THE TASK — A verbatim copy of the records is required, with all pictures left out.

══ RECORDS FOR THE EXERCISE

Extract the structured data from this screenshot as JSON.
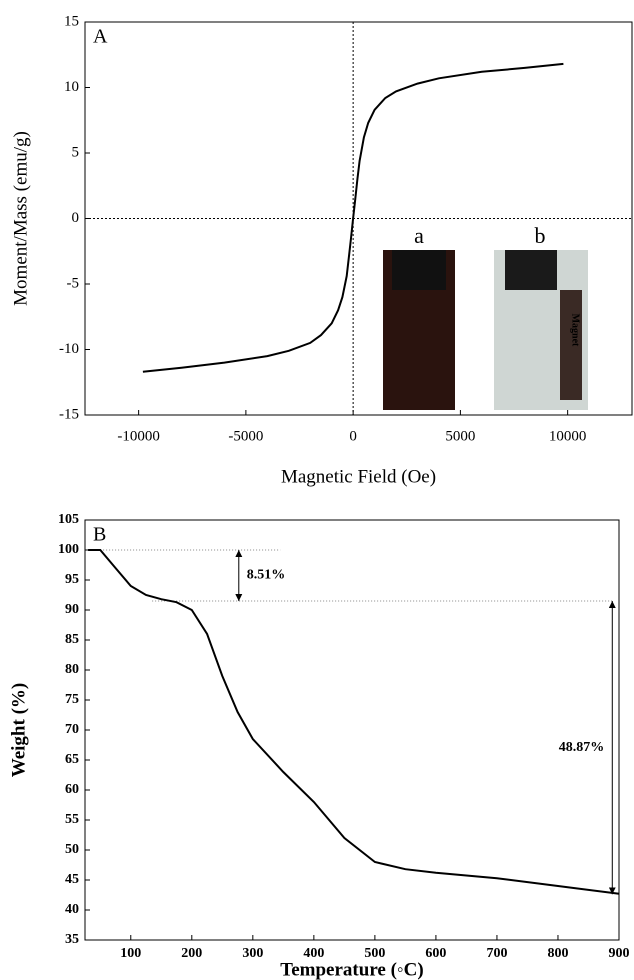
{
  "chart_data": [
    {
      "type": "line",
      "panel_label": "A",
      "x_label": "Magnetic Field (Oe)",
      "y_label": "Moment/Mass (emu/g)",
      "x": [
        -9800,
        -8000,
        -6000,
        -4000,
        -3000,
        -2000,
        -1500,
        -1000,
        -700,
        -500,
        -300,
        -200,
        -100,
        0,
        100,
        200,
        300,
        500,
        700,
        1000,
        1500,
        2000,
        3000,
        4000,
        6000,
        8000,
        9800
      ],
      "values": [
        -11.7,
        -11.4,
        -11.0,
        -10.5,
        -10.1,
        -9.5,
        -8.9,
        -8.0,
        -7.0,
        -6.0,
        -4.4,
        -3.0,
        -1.5,
        0,
        1.5,
        3.0,
        4.4,
        6.2,
        7.3,
        8.3,
        9.2,
        9.7,
        10.3,
        10.7,
        11.2,
        11.5,
        11.8
      ],
      "color": "#000000",
      "xlim": [
        -12500,
        13000
      ],
      "xticks": [
        -10000,
        -5000,
        0,
        5000,
        10000
      ],
      "ylim": [
        -15,
        15
      ],
      "yticks": [
        -15,
        -10,
        -5,
        0,
        5,
        10,
        15
      ],
      "zero_lines": true,
      "inset_labels": [
        "a",
        "b",
        "Magnet"
      ]
    },
    {
      "type": "line",
      "panel_label": "B",
      "x_label": "Temperature (◦C)",
      "y_label": "Weight (%)",
      "x": [
        30,
        50,
        75,
        100,
        125,
        150,
        175,
        200,
        225,
        250,
        275,
        300,
        350,
        400,
        450,
        500,
        550,
        600,
        700,
        800,
        900
      ],
      "values": [
        100,
        100,
        97,
        94,
        92.5,
        91.8,
        91.3,
        90,
        86,
        79,
        73,
        68.5,
        63,
        58,
        52,
        48,
        46.8,
        46.2,
        45.3,
        44,
        42.7
      ],
      "color": "#000000",
      "xlim": [
        25,
        900
      ],
      "xticks": [
        100,
        200,
        300,
        400,
        500,
        600,
        700,
        800,
        900
      ],
      "ylim": [
        35,
        105
      ],
      "yticks": [
        35,
        40,
        45,
        50,
        55,
        60,
        65,
        70,
        75,
        80,
        85,
        90,
        95,
        100,
        105
      ],
      "guides": [
        {
          "y": 100,
          "x1": 35,
          "x2": 345
        },
        {
          "y": 91.49,
          "x1": 135,
          "x2": 890
        }
      ],
      "annotations": [
        {
          "text": "8.51%",
          "x": 277,
          "y1": 100,
          "y2": 91.49
        },
        {
          "text": "48.87%",
          "x": 889,
          "y1": 91.49,
          "y2": 42.62
        }
      ]
    }
  ]
}
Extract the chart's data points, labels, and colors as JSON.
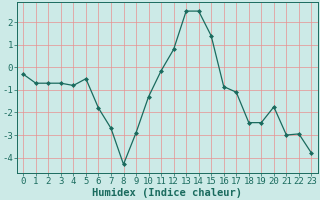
{
  "x": [
    0,
    1,
    2,
    3,
    4,
    5,
    6,
    7,
    8,
    9,
    10,
    11,
    12,
    13,
    14,
    15,
    16,
    17,
    18,
    19,
    20,
    21,
    22,
    23
  ],
  "y": [
    -0.3,
    -0.7,
    -0.7,
    -0.7,
    -0.8,
    -0.5,
    -1.8,
    -2.7,
    -4.3,
    -2.9,
    -1.3,
    -0.15,
    0.8,
    2.5,
    2.5,
    1.4,
    -0.85,
    -1.1,
    -2.45,
    -2.45,
    -1.75,
    -3.0,
    -2.95,
    -3.8
  ],
  "line_color": "#1a6b5e",
  "marker": "D",
  "marker_size": 2.0,
  "bg_color": "#cceae7",
  "grid_color": "#e89090",
  "xlabel": "Humidex (Indice chaleur)",
  "xlim": [
    -0.5,
    23.5
  ],
  "ylim": [
    -4.7,
    2.9
  ],
  "yticks": [
    -4,
    -3,
    -2,
    -1,
    0,
    1,
    2
  ],
  "xticks": [
    0,
    1,
    2,
    3,
    4,
    5,
    6,
    7,
    8,
    9,
    10,
    11,
    12,
    13,
    14,
    15,
    16,
    17,
    18,
    19,
    20,
    21,
    22,
    23
  ],
  "font_color": "#1a6b5e",
  "tick_fontsize": 6.5,
  "xlabel_fontsize": 7.5,
  "linewidth": 0.9
}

════

RESPONSE BELOW —
Extract the structured data from this screenshot as JSON.
{
  "chart_data": [
    {
      "type": "line",
      "panel_label": "A",
      "x_label": "Magnetic Field (Oe)",
      "y_label": "Moment/Mass (emu/g)",
      "x": [
        -9800,
        -8000,
        -6000,
        -4000,
        -3000,
        -2000,
        -1500,
        -1000,
        -700,
        -500,
        -300,
        -200,
        -100,
        0,
        100,
        200,
        300,
        500,
        700,
        1000,
        1500,
        2000,
        3000,
        4000,
        6000,
        8000,
        9800
      ],
      "values": [
        -11.7,
        -11.4,
        -11.0,
        -10.5,
        -10.1,
        -9.5,
        -8.9,
        -8.0,
        -7.0,
        -6.0,
        -4.4,
        -3.0,
        -1.5,
        0,
        1.5,
        3.0,
        4.4,
        6.2,
        7.3,
        8.3,
        9.2,
        9.7,
        10.3,
        10.7,
        11.2,
        11.5,
        11.8
      ],
      "color": "#000000",
      "xlim": [
        -12500,
        13000
      ],
      "xticks": [
        -10000,
        -5000,
        0,
        5000,
        10000
      ],
      "ylim": [
        -15,
        15
      ],
      "yticks": [
        -15,
        -10,
        -5,
        0,
        5,
        10,
        15
      ],
      "zero_lines": true,
      "inset_labels": [
        "a",
        "b",
        "Magnet"
      ]
    },
    {
      "type": "line",
      "panel_label": "B",
      "x_label": "Temperature (◦C)",
      "y_label": "Weight (%)",
      "x": [
        30,
        50,
        75,
        100,
        125,
        150,
        175,
        200,
        225,
        250,
        275,
        300,
        350,
        400,
        450,
        500,
        550,
        600,
        700,
        800,
        900
      ],
      "values": [
        100,
        100,
        97,
        94,
        92.5,
        91.8,
        91.3,
        90,
        86,
        79,
        73,
        68.5,
        63,
        58,
        52,
        48,
        46.8,
        46.2,
        45.3,
        44,
        42.7
      ],
      "color": "#000000",
      "xlim": [
        25,
        900
      ],
      "xticks": [
        100,
        200,
        300,
        400,
        500,
        600,
        700,
        800,
        900
      ],
      "ylim": [
        35,
        105
      ],
      "yticks": [
        35,
        40,
        45,
        50,
        55,
        60,
        65,
        70,
        75,
        80,
        85,
        90,
        95,
        100,
        105
      ],
      "guides": [
        {
          "y": 100,
          "x1": 35,
          "x2": 345
        },
        {
          "y": 91.49,
          "x1": 135,
          "x2": 890
        }
      ],
      "annotations": [
        {
          "text": "8.51%",
          "x": 277,
          "y1": 100,
          "y2": 91.49
        },
        {
          "text": "48.87%",
          "x": 889,
          "y1": 91.49,
          "y2": 42.62
        }
      ]
    }
  ]
}
Extract the chart's data points, labels, and colors as JSON.
{
  "x": [
    0,
    1,
    2,
    3,
    4,
    5,
    6,
    7,
    8,
    9,
    10,
    11,
    12,
    13,
    14,
    15,
    16,
    17,
    18,
    19,
    20,
    21,
    22,
    23
  ],
  "y": [
    -0.3,
    -0.7,
    -0.7,
    -0.7,
    -0.8,
    -0.5,
    -1.8,
    -2.7,
    -4.3,
    -2.9,
    -1.3,
    -0.15,
    0.8,
    2.5,
    2.5,
    1.4,
    -0.85,
    -1.1,
    -2.45,
    -2.45,
    -1.75,
    -3.0,
    -2.95,
    -3.8
  ],
  "line_color": "#1a6b5e",
  "marker": "D",
  "marker_size": 2.0,
  "bg_color": "#cceae7",
  "grid_color": "#e89090",
  "xlabel": "Humidex (Indice chaleur)",
  "xlim": [
    -0.5,
    23.5
  ],
  "ylim": [
    -4.7,
    2.9
  ],
  "yticks": [
    -4,
    -3,
    -2,
    -1,
    0,
    1,
    2
  ],
  "xticks": [
    0,
    1,
    2,
    3,
    4,
    5,
    6,
    7,
    8,
    9,
    10,
    11,
    12,
    13,
    14,
    15,
    16,
    17,
    18,
    19,
    20,
    21,
    22,
    23
  ],
  "font_color": "#1a6b5e",
  "tick_fontsize": 6.5,
  "xlabel_fontsize": 7.5,
  "linewidth": 0.9
}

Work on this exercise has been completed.